Selected excerpt ->

•••••

Then the only thing we need is a way to get back, so if we try to do an is DateTime or as DateTime on the wrapper object, it gets unwrapped.

Then there is no limit to how may "superclasses" we can let an object be wrapped as.

(But no easy solutions, that's for sure.)

FMorschel commented 1 year ago

Thank you @lrhn for being better at explaining my own request than I was (your comment explains precisely what I meant to suggest). I was unfamiliar with Rust's traits, so if you agree, we could change the name for this issue for better understanding.

FMorschel commented 1 year ago

About what you said about the wrapper objects, I'm completely guessing here, but is there any way for https://github.com/dart-lang/language/issues/2727 to be used for that?

eernstg commented 1 year ago

Rust traits are resolved statically in the case where the receiver type is known. In that case an invocation of a traits method will just be a function call to a piece of code which is known at compile time, and it is known statically that the given receiver is an appropriate receiver for that implementation.

In the case where a reference in Rust has a type which is a trait (so the parameter is declared like myParameter: &dyn MyTrait), the invocation must be performed based on some device that provides the binding of the implementations at run time. In other words, there must be something like a vtable. Rust does this by using a 'fat pointer' which is basically a tiny object containing two "words" (pointer to receiver, pointer to MyTrait vtable). This approach ensures that the implementations of methods declared by MyTrait are appropriate for the given type of receiver, even though there is no information available at the actual trait method call sites about the precise receiver type.

Inline class methods are always resolved statically, and this means that they may be used in a situation which is similar to the former, but they will not work in situations like the latter. That is, if you want run-time dispatch to occur then you need to use an object that actually creates the connection between receiver type and method implementation; this may or may not be called a wrapper object, depending on how it is implemented/modeled.

FMorschel commented 7 months ago

Just to point out, this could be, depending on how things are done, somewhat related to https://github.com/dart-lang/language/issues/83.

Meaning that either issue could be worked on to fit the other one.

If there was a way of creating a class and using it in the same place as a third-party class (not implementing/extending it), that would solve the use case mentioned in the OP.

FMorschel commented 4 months ago

Mentioned this issue on https://github.com/dart-lang/language/issues/1612 because of HosseinYousefi's comment:

What if we use abstract interface classes as equivalents to Rust's traits

TekExplorer commented 4 months ago

This issue, where Date only needs a subset of DateTime, could be resolved with extension types.

extension type Date._(DateTime inner) {
  const Date(DateTime inner) : inner = inner.copyWith(second: 0, minute: 0, hour: 0);
  ...
}

or otherwise a normal dart class that does the same, which could then implement Comparable as desired

I do like the idea of rust-like traits though, as they would have a ton of benefits. the problem is, because we have subtyping, and because we have dynamic, we could easily end up using a super-type's implementation of a trait instead of the subtype's.

I feel like this is already demonstratable with extensions.

otherwise, its just another way to talk about mixins, with the singular difference being that declaring our own "trait" allows us to implement it for any class we're aware of, which is something we can do with extensions, but cannot define an interface for.

If we can bring these two concepts together into "traits," it could make the language much more powerful It would make unions unnecessary, as you could simply define a shared trait and implement it for the types you want. It would make serialization much friendlier, as you could define exactly how certain "primitive" types serialize, and make the entire thing fully type-safe.

For instance, a Serializable trait which must return a Serialized (which the basic json types would implement, where serialize() 'returns this')

In my opinion, the more language features that just-so-happens to solve multiple problems at once, the better. Rust does this super well.

•••••

Exercise brief -> Extract everything from "Inline class methods" down to "the other one." in the discussion of Rust-style traits for Dart above, copying it word for word.

Extracted records ->

•••••

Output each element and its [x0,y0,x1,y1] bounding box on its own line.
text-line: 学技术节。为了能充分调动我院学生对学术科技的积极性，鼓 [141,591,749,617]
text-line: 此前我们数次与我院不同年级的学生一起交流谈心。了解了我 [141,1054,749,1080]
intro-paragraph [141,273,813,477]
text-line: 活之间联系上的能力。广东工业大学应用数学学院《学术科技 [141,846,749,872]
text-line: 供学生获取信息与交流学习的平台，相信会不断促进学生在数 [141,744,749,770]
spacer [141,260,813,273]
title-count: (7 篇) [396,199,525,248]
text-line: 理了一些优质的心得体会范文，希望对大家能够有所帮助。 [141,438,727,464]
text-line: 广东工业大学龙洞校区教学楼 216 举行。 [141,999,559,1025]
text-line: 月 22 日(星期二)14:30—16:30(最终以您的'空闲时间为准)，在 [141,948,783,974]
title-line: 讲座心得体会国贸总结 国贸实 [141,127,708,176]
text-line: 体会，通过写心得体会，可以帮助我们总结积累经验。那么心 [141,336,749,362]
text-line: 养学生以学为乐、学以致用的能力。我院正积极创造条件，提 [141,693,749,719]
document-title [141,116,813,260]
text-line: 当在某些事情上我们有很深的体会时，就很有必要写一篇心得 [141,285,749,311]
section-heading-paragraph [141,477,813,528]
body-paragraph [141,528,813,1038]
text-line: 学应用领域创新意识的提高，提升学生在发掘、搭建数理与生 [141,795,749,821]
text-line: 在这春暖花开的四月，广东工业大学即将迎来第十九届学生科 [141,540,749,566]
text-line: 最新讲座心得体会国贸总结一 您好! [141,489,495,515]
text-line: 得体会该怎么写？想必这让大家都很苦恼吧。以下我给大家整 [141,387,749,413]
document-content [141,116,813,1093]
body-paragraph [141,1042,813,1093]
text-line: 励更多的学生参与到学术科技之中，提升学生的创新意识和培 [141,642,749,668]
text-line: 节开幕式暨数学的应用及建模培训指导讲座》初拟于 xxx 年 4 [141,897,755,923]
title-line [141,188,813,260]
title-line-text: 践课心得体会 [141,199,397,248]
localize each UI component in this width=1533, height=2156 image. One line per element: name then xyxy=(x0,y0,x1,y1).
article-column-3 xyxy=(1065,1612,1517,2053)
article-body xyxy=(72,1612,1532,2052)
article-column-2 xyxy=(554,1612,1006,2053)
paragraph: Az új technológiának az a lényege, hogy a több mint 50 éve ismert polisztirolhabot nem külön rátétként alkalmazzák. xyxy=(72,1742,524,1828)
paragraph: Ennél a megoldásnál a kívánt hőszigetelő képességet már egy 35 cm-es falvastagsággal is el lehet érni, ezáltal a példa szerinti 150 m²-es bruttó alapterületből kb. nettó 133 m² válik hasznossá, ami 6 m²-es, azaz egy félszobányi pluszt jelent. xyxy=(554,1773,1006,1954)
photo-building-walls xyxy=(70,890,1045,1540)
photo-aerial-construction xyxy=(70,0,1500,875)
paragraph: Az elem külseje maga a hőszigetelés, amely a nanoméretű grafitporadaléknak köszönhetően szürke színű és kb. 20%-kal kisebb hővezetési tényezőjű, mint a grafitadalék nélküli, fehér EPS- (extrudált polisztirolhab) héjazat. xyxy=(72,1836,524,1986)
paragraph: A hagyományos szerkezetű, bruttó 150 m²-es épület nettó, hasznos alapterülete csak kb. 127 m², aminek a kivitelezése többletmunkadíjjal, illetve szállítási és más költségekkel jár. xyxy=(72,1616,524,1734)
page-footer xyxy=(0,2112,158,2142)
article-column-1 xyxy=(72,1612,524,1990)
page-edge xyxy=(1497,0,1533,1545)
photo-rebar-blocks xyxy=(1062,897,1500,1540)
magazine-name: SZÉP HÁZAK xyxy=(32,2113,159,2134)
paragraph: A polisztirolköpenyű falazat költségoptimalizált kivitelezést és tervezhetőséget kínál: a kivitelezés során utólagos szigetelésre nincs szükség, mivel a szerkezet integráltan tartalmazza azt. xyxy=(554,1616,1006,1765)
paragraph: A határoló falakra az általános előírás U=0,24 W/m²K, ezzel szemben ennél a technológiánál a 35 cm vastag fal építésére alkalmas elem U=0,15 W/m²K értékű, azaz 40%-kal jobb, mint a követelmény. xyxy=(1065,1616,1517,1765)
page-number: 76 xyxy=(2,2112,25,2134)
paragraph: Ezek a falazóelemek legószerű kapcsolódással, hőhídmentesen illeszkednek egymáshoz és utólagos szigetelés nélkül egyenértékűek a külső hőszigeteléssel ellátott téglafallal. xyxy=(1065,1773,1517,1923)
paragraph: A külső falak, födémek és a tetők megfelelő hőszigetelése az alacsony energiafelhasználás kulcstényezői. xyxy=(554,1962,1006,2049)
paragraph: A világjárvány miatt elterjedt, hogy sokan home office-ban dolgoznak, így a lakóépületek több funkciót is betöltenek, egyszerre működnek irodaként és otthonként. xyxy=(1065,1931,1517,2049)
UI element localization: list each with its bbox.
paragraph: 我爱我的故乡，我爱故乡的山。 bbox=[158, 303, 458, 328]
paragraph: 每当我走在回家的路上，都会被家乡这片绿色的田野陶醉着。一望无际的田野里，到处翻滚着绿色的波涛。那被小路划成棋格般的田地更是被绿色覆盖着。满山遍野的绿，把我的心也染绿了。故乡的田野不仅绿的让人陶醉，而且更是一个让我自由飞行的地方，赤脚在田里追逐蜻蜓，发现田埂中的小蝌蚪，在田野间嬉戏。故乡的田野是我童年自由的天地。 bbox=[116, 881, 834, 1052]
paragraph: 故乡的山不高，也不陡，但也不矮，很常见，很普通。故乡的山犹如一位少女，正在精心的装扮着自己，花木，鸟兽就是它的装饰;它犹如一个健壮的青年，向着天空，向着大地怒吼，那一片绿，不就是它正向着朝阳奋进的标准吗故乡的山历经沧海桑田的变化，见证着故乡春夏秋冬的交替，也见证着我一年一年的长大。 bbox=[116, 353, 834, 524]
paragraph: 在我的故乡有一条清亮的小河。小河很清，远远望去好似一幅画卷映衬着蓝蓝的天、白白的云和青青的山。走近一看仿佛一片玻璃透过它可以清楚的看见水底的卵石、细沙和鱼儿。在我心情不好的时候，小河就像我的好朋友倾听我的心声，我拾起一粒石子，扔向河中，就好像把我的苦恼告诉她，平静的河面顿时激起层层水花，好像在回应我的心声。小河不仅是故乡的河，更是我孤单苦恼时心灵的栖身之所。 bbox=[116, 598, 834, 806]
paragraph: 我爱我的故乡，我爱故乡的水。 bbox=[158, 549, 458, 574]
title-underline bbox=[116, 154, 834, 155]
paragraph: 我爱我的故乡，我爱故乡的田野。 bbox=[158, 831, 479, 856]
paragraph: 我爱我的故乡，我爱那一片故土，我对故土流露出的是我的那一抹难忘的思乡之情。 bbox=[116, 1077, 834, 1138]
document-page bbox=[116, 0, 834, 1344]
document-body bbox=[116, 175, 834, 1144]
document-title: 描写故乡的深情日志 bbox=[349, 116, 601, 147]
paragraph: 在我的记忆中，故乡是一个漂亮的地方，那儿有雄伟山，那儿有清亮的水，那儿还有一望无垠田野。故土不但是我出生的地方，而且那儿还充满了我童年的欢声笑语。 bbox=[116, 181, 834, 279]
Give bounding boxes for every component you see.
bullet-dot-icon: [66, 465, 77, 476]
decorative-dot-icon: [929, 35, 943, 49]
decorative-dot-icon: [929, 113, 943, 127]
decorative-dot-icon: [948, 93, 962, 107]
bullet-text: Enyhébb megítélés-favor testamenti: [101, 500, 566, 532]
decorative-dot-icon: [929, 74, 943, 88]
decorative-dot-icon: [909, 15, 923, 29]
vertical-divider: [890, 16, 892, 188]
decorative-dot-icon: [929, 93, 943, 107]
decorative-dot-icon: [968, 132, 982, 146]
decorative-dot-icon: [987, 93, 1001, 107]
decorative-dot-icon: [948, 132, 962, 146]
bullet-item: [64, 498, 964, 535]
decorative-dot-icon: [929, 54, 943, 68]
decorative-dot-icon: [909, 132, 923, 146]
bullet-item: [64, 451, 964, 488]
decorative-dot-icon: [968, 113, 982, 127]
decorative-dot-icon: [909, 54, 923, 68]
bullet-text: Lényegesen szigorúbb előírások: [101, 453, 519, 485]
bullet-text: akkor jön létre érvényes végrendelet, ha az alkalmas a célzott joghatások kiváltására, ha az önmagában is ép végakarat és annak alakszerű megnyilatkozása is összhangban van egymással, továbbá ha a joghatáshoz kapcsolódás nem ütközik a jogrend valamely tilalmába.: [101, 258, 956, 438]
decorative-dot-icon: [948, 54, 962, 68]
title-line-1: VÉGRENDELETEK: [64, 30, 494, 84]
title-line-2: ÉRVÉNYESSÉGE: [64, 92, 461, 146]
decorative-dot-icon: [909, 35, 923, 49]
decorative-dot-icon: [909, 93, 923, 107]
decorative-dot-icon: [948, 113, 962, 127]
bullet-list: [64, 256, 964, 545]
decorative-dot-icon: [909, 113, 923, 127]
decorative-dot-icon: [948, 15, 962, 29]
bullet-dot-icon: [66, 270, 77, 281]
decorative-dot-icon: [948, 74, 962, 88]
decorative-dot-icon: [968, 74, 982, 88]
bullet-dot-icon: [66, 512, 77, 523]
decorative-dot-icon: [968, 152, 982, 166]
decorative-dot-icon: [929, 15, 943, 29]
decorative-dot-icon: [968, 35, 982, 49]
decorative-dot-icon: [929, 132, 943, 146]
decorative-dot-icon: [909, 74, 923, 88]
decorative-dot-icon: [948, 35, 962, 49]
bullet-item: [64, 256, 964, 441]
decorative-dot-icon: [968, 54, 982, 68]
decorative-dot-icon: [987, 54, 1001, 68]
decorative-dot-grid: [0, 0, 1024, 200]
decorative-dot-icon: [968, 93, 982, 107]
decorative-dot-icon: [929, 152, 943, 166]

•••••

Your response ->
Inline class methods are always resolved statically, and this means that they may be used in a situation which is similar to the former, but they will not work in situations like the latter. That is, if you want run-time dispatch to occur then you need to use an object that actually creates the connection between receiver type and method implementation; this may or may not be called a wrapper object, depending on how it is implemented/modeled.

FMorschel commented 7 months ago

Just to point out, this could be, depending on how things are done, somewhat related to https://github.com/dart-lang/language/issues/83.

Meaning that either issue could be worked on to fit the other one.